- _Task_:
Which lines in the material below contain the word "acuerdo"? Copy each of them.

START Data for the task

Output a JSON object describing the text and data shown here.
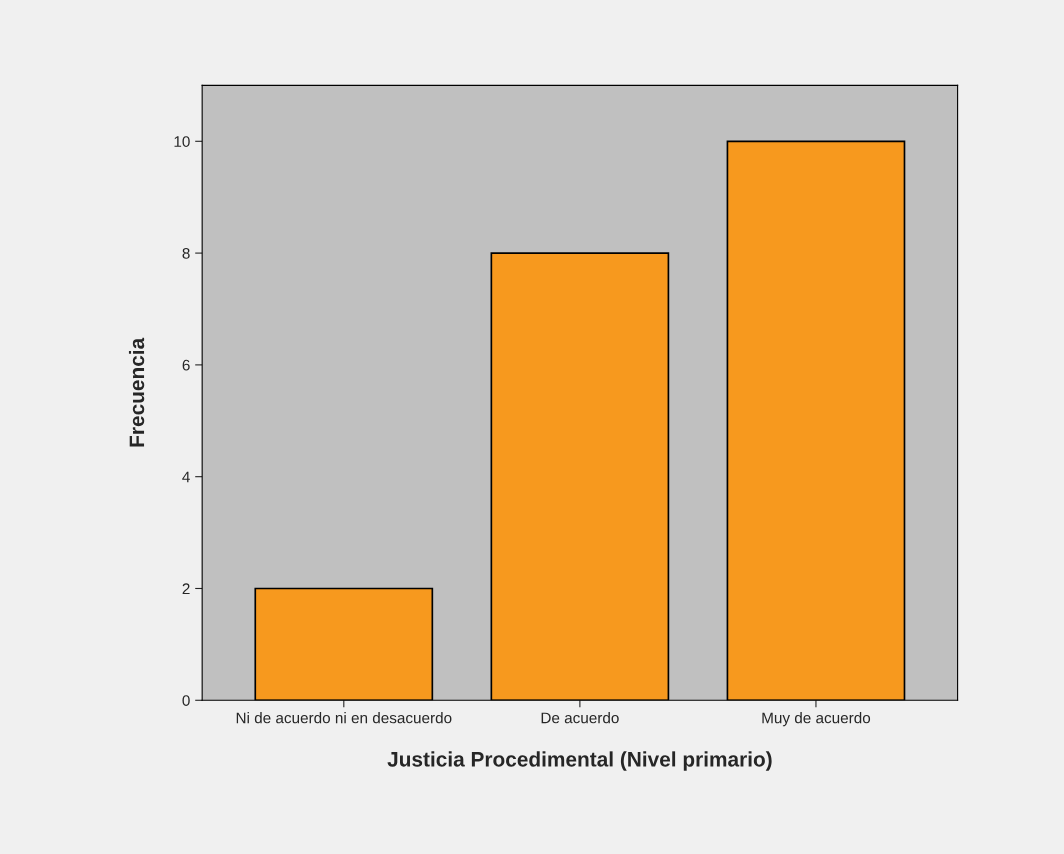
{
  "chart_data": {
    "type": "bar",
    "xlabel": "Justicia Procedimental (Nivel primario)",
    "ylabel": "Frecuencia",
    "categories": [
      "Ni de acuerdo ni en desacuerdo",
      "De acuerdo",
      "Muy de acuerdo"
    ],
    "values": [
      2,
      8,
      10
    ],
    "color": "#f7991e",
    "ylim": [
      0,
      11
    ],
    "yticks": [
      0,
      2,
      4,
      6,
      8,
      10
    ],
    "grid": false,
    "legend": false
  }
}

END Data for the task

- _Task answer_:
      "Ni de acuerdo ni en desacuerdo",
      "De acuerdo",
      "Muy de acuerdo"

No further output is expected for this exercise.